> [TRY IT] Give the listing below again exactly, but without any of its pictures.

===== DATA IN THIS EXERCISE

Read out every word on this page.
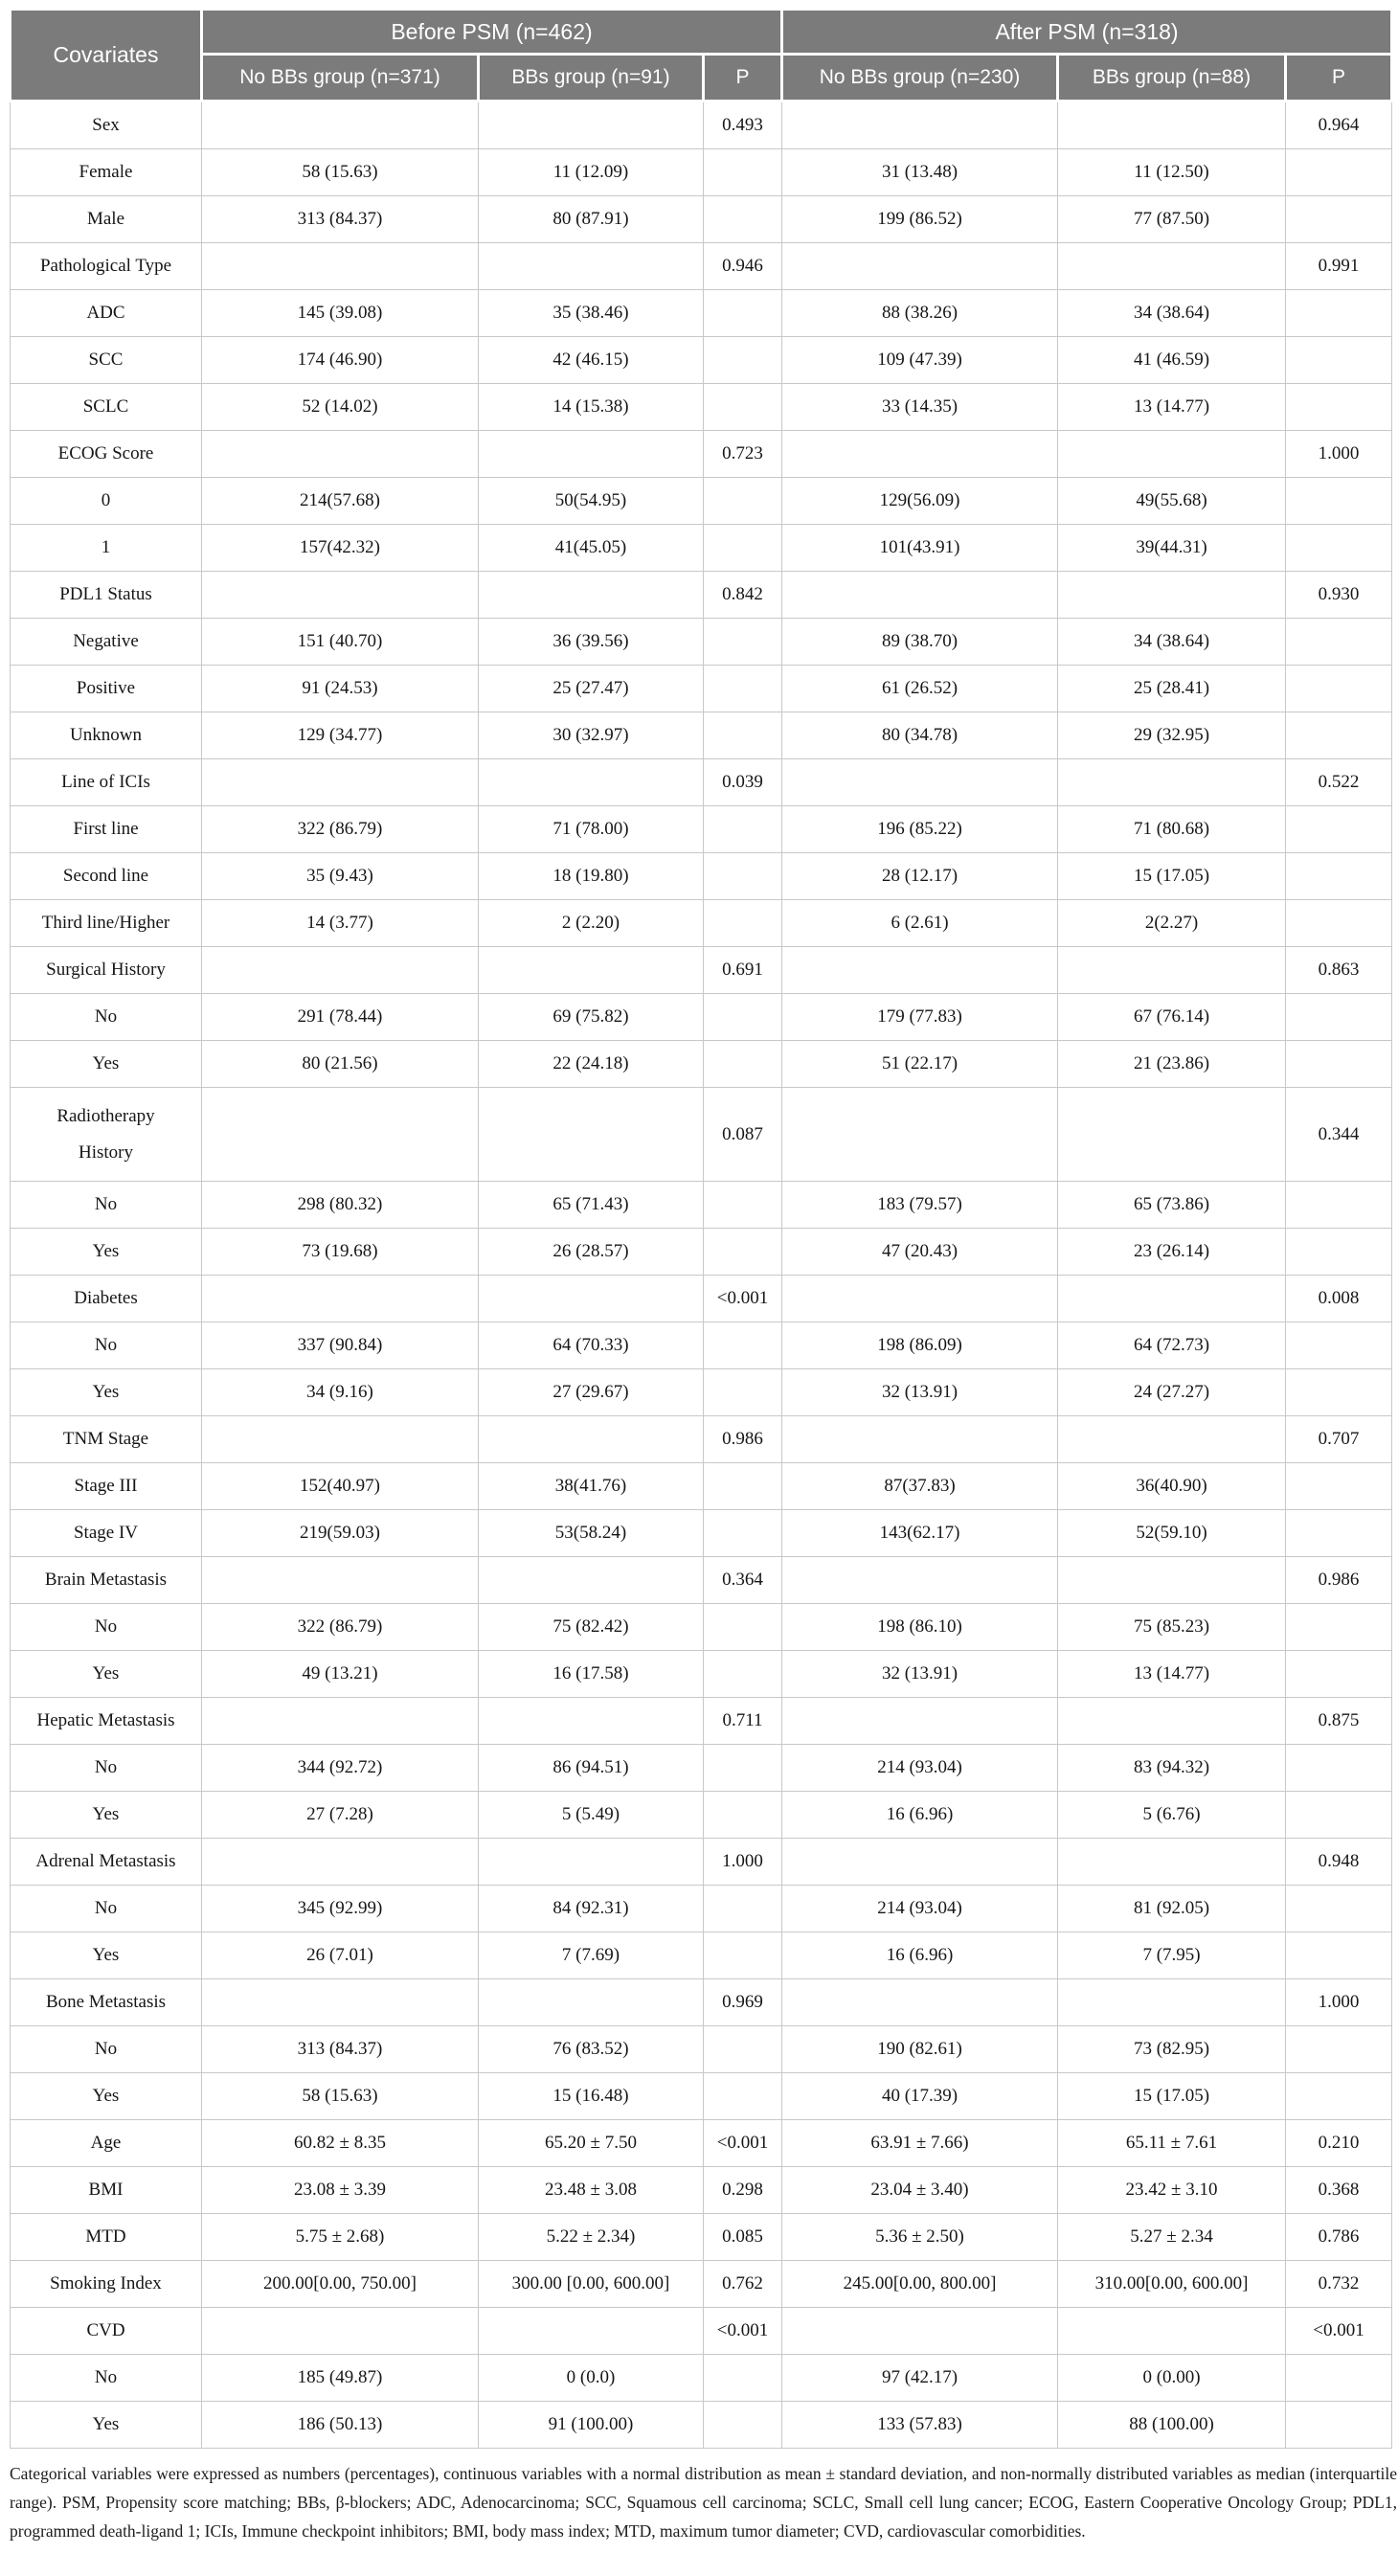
Covariates	Before PSM (n=462)			After PSM (n=318)		
	No BBs group (n=371)	BBs group (n=91)	P	No BBs group (n=230)	BBs group (n=88)	P
Sex			0.493			0.964
Female	58 (15.63)	11 (12.09)		31 (13.48)	11 (12.50)	
Male	313 (84.37)	80 (87.91)		199 (86.52)	77 (87.50)	
Pathological Type			0.946			0.991
ADC	145 (39.08)	35 (38.46)		88 (38.26)	34 (38.64)	
SCC	174 (46.90)	42 (46.15)		109 (47.39)	41 (46.59)	
SCLC	52 (14.02)	14 (15.38)		33 (14.35)	13 (14.77)	
ECOG Score			0.723			1.000
0	214(57.68)	50(54.95)		129(56.09)	49(55.68)	
1	157(42.32)	41(45.05)		101(43.91)	39(44.31)	
PDL1 Status			0.842			0.930
Negative	151 (40.70)	36 (39.56)		89 (38.70)	34 (38.64)	
Positive	91 (24.53)	25 (27.47)		61 (26.52)	25 (28.41)	
Unknown	129 (34.77)	30 (32.97)		80 (34.78)	29 (32.95)	
Line of ICIs			0.039			0.522
First line	322 (86.79)	71 (78.00)		196 (85.22)	71 (80.68)	
Second line	35 (9.43)	18 (19.80)		28 (12.17)	15 (17.05)	
Third line/Higher	14 (3.77)	2 (2.20)		6 (2.61)	2(2.27)	
Surgical History			0.691			0.863
No	291 (78.44)	69 (75.82)		179 (77.83)	67 (76.14)	
Yes	80 (21.56)	22 (24.18)		51 (22.17)	21 (23.86)	
Radiotherapy History			0.087			0.344
No	298 (80.32)	65 (71.43)		183 (79.57)	65 (73.86)	
Yes	73 (19.68)	26 (28.57)		47 (20.43)	23 (26.14)	
Diabetes			<0.001			0.008
No	337 (90.84)	64 (70.33)		198 (86.09)	64 (72.73)	
Yes	34 (9.16)	27 (29.67)		32 (13.91)	24 (27.27)	
TNM Stage			0.986			0.707
Stage III	152(40.97)	38(41.76)		87(37.83)	36(40.90)	
Stage IV	219(59.03)	53(58.24)		143(62.17)	52(59.10)	
Brain Metastasis			0.364			0.986
No	322 (86.79)	75 (82.42)		198 (86.10)	75 (85.23)	
Yes	49 (13.21)	16 (17.58)		32 (13.91)	13 (14.77)	
Hepatic Metastasis			0.711			0.875
No	344 (92.72)	86 (94.51)		214 (93.04)	83 (94.32)	
Yes	27 (7.28)	5 (5.49)		16 (6.96)	5 (6.76)	
Adrenal Metastasis			1.000			0.948
No	345 (92.99)	84 (92.31)		214 (93.04)	81 (92.05)	
Yes	26 (7.01)	7 (7.69)		16 (6.96)	7 (7.95)	
Bone Metastasis			0.969			1.000
No	313 (84.37)	76 (83.52)		190 (82.61)	73 (82.95)	
Yes	58 (15.63)	15 (16.48)		40 (17.39)	15 (17.05)	
Age	60.82 ± 8.35	65.20 ± 7.50	<0.001	63.91 ± 7.66)	65.11 ± 7.61	0.210
BMI	23.08 ± 3.39	23.48 ± 3.08	0.298	23.04 ± 3.40)	23.42 ± 3.10	0.368
MTD	5.75 ± 2.68)	5.22 ± 2.34)	0.085	5.36 ± 2.50)	5.27 ± 2.34	0.786
Smoking Index	200.00[0.00, 750.00]	300.00 [0.00, 600.00]	0.762	245.00[0.00, 800.00]	310.00[0.00, 600.00]	0.732
CVD			<0.001			<0.001
No	185 (49.87)	0 (0.0)		97 (42.17)	0 (0.00)	
Yes	186 (50.13)	91 (100.00)		133 (57.83)	88 (100.00)	

Categorical variables were expressed as numbers (percentages), continuous variables with a normal distribution as mean ± standard deviation, and non-normally distributed variables as median (interquartile range). PSM, Propensity score matching; BBs, β-blockers; ADC, Adenocarcinoma; SCC, Squamous cell carcinoma; SCLC, Small cell lung cancer; ECOG, Eastern Cooperative Oncology Group; PDL1, programmed death-ligand 1; ICIs, Immune checkpoint inhibitors; BMI, body mass index; MTD, maximum tumor diameter; CVD, cardiovascular comorbidities.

==========

> [SOLUTION TO THE PROBLEM]
Read out every word on this page.
Covariates	Before PSM (n=462)			After PSM (n=318)		
	No BBs group (n=371)	BBs group (n=91)	P	No BBs group (n=230)	BBs group (n=88)	P
Sex			0.493			0.964
Female	58 (15.63)	11 (12.09)		31 (13.48)	11 (12.50)	
Male	313 (84.37)	80 (87.91)		199 (86.52)	77 (87.50)	
Pathological Type			0.946			0.991
ADC	145 (39.08)	35 (38.46)		88 (38.26)	34 (38.64)	
SCC	174 (46.90)	42 (46.15)		109 (47.39)	41 (46.59)	
SCLC	52 (14.02)	14 (15.38)		33 (14.35)	13 (14.77)	
ECOG Score			0.723			1.000
0	214(57.68)	50(54.95)		129(56.09)	49(55.68)	
1	157(42.32)	41(45.05)		101(43.91)	39(44.31)	
PDL1 Status			0.842			0.930
Negative	151 (40.70)	36 (39.56)		89 (38.70)	34 (38.64)	
Positive	91 (24.53)	25 (27.47)		61 (26.52)	25 (28.41)	
Unknown	129 (34.77)	30 (32.97)		80 (34.78)	29 (32.95)	
Line of ICIs			0.039			0.522
First line	322 (86.79)	71 (78.00)		196 (85.22)	71 (80.68)	
Second line	35 (9.43)	18 (19.80)		28 (12.17)	15 (17.05)	
Third line/Higher	14 (3.77)	2 (2.20)		6 (2.61)	2(2.27)	
Surgical History			0.691			0.863
No	291 (78.44)	69 (75.82)		179 (77.83)	67 (76.14)	
Yes	80 (21.56)	22 (24.18)		51 (22.17)	21 (23.86)	
Radiotherapy History			0.087			0.344
No	298 (80.32)	65 (71.43)		183 (79.57)	65 (73.86)	
Yes	73 (19.68)	26 (28.57)		47 (20.43)	23 (26.14)	
Diabetes			<0.001			0.008
No	337 (90.84)	64 (70.33)		198 (86.09)	64 (72.73)	
Yes	34 (9.16)	27 (29.67)		32 (13.91)	24 (27.27)	
TNM Stage			0.986			0.707
Stage III	152(40.97)	38(41.76)		87(37.83)	36(40.90)	
Stage IV	219(59.03)	53(58.24)		143(62.17)	52(59.10)	
Brain Metastasis			0.364			0.986
No	322 (86.79)	75 (82.42)		198 (86.10)	75 (85.23)	
Yes	49 (13.21)	16 (17.58)		32 (13.91)	13 (14.77)	
Hepatic Metastasis			0.711			0.875
No	344 (92.72)	86 (94.51)		214 (93.04)	83 (94.32)	
Yes	27 (7.28)	5 (5.49)		16 (6.96)	5 (6.76)	
Adrenal Metastasis			1.000			0.948
No	345 (92.99)	84 (92.31)		214 (93.04)	81 (92.05)	
Yes	26 (7.01)	7 (7.69)		16 (6.96)	7 (7.95)	
Bone Metastasis			0.969			1.000
No	313 (84.37)	76 (83.52)		190 (82.61)	73 (82.95)	
Yes	58 (15.63)	15 (16.48)		40 (17.39)	15 (17.05)	
Age	60.82 ± 8.35	65.20 ± 7.50	<0.001	63.91 ± 7.66)	65.11 ± 7.61	0.210
BMI	23.08 ± 3.39	23.48 ± 3.08	0.298	23.04 ± 3.40)	23.42 ± 3.10	0.368
MTD	5.75 ± 2.68)	5.22 ± 2.34)	0.085	5.36 ± 2.50)	5.27 ± 2.34	0.786
Smoking Index	200.00[0.00, 750.00]	300.00 [0.00, 600.00]	0.762	245.00[0.00, 800.00]	310.00[0.00, 600.00]	0.732
CVD			<0.001			<0.001
No	185 (49.87)	0 (0.0)		97 (42.17)	0 (0.00)	
Yes	186 (50.13)	91 (100.00)		133 (57.83)	88 (100.00)	

Categorical variables were expressed as numbers (percentages), continuous variables with a normal distribution as mean ± standard deviation, and non-normally distributed variables as median (interquartile range). PSM, Propensity score matching; BBs, β-blockers; ADC, Adenocarcinoma; SCC, Squamous cell carcinoma; SCLC, Small cell lung cancer; ECOG, Eastern Cooperative Oncology Group; PDL1, programmed death-ligand 1; ICIs, Immune checkpoint inhibitors; BMI, body mass index; MTD, maximum tumor diameter; CVD, cardiovascular comorbidities.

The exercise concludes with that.